Request: Please transcribe the data below exactly. Leave the pictures out.

-- START Provided material --

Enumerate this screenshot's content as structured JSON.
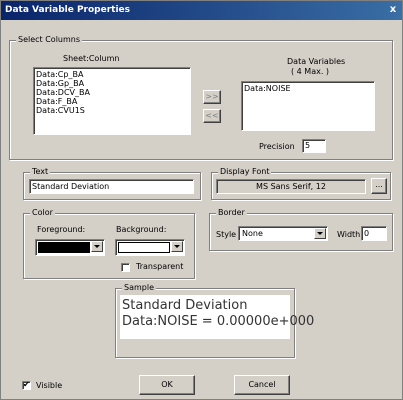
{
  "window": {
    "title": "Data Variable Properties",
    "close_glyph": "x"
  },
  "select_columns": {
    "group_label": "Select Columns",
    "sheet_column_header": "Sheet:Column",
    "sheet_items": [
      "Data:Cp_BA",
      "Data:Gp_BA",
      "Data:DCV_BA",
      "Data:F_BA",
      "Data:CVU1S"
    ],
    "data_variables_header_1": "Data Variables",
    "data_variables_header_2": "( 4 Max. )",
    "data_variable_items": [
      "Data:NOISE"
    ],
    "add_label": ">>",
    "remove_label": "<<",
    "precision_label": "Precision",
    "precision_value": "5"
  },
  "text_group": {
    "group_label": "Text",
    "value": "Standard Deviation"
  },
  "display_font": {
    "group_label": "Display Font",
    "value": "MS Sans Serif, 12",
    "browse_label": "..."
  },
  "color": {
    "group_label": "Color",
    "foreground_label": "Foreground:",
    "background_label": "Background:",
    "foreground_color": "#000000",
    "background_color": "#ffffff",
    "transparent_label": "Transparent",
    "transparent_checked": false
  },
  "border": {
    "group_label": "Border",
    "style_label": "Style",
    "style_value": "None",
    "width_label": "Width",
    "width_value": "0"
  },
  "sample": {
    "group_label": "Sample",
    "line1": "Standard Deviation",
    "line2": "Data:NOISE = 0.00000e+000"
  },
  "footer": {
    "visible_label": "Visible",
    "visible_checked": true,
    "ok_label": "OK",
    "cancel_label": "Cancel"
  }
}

-- END Provided material --

Task answer:
Enumerate this screenshot's content as structured JSON.
{
  "window": {
    "title": "Data Variable Properties",
    "close_glyph": "x"
  },
  "select_columns": {
    "group_label": "Select Columns",
    "sheet_column_header": "Sheet:Column",
    "sheet_items": [
      "Data:Cp_BA",
      "Data:Gp_BA",
      "Data:DCV_BA",
      "Data:F_BA",
      "Data:CVU1S"
    ],
    "data_variables_header_1": "Data Variables",
    "data_variables_header_2": "( 4 Max. )",
    "data_variable_items": [
      "Data:NOISE"
    ],
    "add_label": ">>",
    "remove_label": "<<",
    "precision_label": "Precision",
    "precision_value": "5"
  },
  "text_group": {
    "group_label": "Text",
    "value": "Standard Deviation"
  },
  "display_font": {
    "group_label": "Display Font",
    "value": "MS Sans Serif, 12",
    "browse_label": "..."
  },
  "color": {
    "group_label": "Color",
    "foreground_label": "Foreground:",
    "background_label": "Background:",
    "foreground_color": "#000000",
    "background_color": "#ffffff",
    "transparent_label": "Transparent",
    "transparent_checked": false
  },
  "border": {
    "group_label": "Border",
    "style_label": "Style",
    "style_value": "None",
    "width_label": "Width",
    "width_value": "0"
  },
  "sample": {
    "group_label": "Sample",
    "line1": "Standard Deviation",
    "line2": "Data:NOISE = 0.00000e+000"
  },
  "footer": {
    "visible_label": "Visible",
    "visible_checked": true,
    "ok_label": "OK",
    "cancel_label": "Cancel"
  }
}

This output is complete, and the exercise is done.